What is the number of lines holding the word "Проверка"? Give that number alone.

## BEGIN

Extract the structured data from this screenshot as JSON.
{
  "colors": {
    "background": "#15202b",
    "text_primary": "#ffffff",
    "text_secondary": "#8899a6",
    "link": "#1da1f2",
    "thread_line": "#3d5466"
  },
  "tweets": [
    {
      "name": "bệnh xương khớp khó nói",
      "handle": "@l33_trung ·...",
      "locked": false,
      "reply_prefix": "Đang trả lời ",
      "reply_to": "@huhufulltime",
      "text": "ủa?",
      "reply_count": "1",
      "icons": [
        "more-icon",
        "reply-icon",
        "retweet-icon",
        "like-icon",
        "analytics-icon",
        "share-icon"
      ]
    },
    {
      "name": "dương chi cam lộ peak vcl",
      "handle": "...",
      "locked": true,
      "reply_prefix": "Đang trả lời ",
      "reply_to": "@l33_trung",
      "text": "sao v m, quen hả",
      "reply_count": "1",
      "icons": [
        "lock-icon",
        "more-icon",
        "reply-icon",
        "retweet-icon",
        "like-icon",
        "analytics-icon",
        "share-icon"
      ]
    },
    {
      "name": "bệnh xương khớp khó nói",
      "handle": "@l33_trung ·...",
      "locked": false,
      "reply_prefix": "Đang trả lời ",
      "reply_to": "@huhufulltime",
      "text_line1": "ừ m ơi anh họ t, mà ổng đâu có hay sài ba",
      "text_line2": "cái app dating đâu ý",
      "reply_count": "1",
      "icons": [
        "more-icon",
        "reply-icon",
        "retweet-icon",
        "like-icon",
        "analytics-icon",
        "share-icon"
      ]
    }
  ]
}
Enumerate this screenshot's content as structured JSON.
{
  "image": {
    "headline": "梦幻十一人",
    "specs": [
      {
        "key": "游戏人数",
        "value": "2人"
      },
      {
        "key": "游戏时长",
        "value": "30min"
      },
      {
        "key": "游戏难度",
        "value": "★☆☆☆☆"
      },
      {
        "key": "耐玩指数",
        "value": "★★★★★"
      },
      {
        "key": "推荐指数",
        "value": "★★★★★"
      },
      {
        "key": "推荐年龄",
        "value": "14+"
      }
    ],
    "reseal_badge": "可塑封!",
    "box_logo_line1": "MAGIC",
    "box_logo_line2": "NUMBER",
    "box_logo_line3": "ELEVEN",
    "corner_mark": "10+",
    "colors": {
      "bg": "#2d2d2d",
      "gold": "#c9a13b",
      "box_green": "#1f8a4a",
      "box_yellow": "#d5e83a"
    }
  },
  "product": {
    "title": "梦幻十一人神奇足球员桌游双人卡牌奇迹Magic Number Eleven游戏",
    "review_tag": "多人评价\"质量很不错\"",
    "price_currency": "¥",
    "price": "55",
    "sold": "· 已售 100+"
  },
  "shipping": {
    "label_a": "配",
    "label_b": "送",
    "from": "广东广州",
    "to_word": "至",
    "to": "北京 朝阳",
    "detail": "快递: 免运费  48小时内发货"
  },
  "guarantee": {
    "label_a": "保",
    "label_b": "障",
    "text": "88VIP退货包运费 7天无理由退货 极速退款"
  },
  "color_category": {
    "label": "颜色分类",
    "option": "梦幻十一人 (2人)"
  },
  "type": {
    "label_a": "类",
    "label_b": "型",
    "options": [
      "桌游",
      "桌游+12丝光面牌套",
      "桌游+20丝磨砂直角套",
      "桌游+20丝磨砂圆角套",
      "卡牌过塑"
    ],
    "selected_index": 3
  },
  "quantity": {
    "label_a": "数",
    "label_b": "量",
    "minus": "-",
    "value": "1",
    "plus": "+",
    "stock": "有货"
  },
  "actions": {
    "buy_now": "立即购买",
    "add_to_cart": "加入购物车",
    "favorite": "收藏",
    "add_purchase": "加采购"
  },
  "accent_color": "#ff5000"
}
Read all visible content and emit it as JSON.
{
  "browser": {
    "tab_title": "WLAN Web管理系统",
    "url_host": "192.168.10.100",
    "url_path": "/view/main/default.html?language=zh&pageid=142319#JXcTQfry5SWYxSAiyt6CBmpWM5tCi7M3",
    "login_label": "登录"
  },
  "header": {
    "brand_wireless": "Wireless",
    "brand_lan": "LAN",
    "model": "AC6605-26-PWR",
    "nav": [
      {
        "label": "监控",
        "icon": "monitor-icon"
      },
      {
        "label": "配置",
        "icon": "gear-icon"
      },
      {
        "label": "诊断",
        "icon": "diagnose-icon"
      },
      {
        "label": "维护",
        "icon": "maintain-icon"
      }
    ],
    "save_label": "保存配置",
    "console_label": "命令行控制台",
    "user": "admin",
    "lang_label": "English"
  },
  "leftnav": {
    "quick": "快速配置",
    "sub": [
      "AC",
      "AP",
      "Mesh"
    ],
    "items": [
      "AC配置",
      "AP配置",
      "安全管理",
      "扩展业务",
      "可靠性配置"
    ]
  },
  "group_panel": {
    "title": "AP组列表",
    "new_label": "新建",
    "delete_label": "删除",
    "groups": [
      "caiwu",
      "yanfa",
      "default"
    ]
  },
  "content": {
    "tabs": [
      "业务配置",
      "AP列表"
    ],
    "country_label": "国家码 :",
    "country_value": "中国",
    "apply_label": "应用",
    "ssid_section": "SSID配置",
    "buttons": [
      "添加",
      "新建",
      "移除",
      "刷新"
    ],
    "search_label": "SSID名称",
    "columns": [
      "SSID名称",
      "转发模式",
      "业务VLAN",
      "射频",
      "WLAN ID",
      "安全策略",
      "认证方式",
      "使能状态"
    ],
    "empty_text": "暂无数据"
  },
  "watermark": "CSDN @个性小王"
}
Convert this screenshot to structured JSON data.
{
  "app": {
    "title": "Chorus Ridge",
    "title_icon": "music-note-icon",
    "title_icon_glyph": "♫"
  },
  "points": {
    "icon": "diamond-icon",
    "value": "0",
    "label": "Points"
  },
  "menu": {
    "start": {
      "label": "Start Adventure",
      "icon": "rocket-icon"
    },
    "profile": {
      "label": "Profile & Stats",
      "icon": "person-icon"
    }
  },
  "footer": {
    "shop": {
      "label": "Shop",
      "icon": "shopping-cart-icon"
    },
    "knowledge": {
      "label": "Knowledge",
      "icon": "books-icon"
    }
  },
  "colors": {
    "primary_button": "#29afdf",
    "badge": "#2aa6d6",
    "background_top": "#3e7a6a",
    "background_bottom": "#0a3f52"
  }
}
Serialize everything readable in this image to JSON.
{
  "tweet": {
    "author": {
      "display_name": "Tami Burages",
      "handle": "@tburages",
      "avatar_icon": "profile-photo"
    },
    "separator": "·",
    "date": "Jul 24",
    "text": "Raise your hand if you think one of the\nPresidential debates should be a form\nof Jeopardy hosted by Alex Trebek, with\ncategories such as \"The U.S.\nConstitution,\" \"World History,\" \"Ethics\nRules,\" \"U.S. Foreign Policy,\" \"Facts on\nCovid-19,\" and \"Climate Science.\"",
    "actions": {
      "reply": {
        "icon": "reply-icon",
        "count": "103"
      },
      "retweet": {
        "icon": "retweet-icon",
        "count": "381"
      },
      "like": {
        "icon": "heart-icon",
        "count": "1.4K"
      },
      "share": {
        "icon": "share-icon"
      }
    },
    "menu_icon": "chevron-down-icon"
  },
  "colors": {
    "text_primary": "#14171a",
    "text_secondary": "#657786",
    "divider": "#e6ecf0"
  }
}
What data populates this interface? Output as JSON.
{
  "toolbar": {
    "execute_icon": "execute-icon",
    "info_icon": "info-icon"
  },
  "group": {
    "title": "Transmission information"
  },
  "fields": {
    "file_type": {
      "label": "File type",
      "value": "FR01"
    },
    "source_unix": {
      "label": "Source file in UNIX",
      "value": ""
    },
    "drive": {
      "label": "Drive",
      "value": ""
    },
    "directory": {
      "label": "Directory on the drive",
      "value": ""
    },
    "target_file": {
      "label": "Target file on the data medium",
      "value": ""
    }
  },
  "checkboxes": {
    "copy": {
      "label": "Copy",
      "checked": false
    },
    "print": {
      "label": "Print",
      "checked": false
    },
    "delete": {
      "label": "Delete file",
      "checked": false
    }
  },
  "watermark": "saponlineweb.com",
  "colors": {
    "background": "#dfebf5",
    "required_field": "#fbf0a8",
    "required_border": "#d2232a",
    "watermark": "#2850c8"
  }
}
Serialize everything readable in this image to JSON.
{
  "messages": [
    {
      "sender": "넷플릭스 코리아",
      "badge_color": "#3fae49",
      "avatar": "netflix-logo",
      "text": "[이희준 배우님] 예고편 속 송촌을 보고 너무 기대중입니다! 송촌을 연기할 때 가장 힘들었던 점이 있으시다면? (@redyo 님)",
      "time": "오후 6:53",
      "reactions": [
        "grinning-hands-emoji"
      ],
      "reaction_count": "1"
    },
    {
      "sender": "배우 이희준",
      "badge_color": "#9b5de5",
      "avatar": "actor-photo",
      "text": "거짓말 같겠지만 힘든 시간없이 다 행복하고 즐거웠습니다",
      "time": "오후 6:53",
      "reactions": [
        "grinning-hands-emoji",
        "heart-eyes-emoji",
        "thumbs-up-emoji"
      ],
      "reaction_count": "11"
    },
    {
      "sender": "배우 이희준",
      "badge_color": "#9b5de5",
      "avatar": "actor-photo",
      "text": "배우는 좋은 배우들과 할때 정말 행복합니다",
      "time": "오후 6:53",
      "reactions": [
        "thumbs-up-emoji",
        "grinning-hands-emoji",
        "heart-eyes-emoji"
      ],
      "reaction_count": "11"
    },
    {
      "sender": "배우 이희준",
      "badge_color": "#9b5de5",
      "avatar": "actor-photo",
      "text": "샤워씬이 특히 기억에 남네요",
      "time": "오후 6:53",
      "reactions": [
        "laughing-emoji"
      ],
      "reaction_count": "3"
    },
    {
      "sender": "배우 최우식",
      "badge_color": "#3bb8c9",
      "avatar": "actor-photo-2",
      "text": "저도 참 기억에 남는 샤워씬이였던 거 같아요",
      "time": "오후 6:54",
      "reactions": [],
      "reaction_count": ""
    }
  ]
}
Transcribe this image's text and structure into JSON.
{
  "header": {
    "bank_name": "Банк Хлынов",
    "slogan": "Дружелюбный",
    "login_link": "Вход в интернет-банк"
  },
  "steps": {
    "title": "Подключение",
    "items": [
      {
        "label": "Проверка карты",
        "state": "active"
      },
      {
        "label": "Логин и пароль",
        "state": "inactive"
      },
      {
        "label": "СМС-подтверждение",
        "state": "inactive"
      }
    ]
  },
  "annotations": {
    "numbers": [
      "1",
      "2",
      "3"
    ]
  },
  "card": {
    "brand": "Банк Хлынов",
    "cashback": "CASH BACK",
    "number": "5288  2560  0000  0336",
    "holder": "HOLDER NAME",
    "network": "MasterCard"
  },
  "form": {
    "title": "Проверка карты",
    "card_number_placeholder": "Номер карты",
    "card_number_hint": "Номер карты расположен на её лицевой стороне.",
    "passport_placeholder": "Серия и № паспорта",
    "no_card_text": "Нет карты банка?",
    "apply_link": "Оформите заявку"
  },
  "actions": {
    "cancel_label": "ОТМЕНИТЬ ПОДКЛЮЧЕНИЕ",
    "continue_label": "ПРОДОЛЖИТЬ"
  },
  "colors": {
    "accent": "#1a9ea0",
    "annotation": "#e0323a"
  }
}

## END

§ **SOLUTION FOR THIS EXERCISE**:
2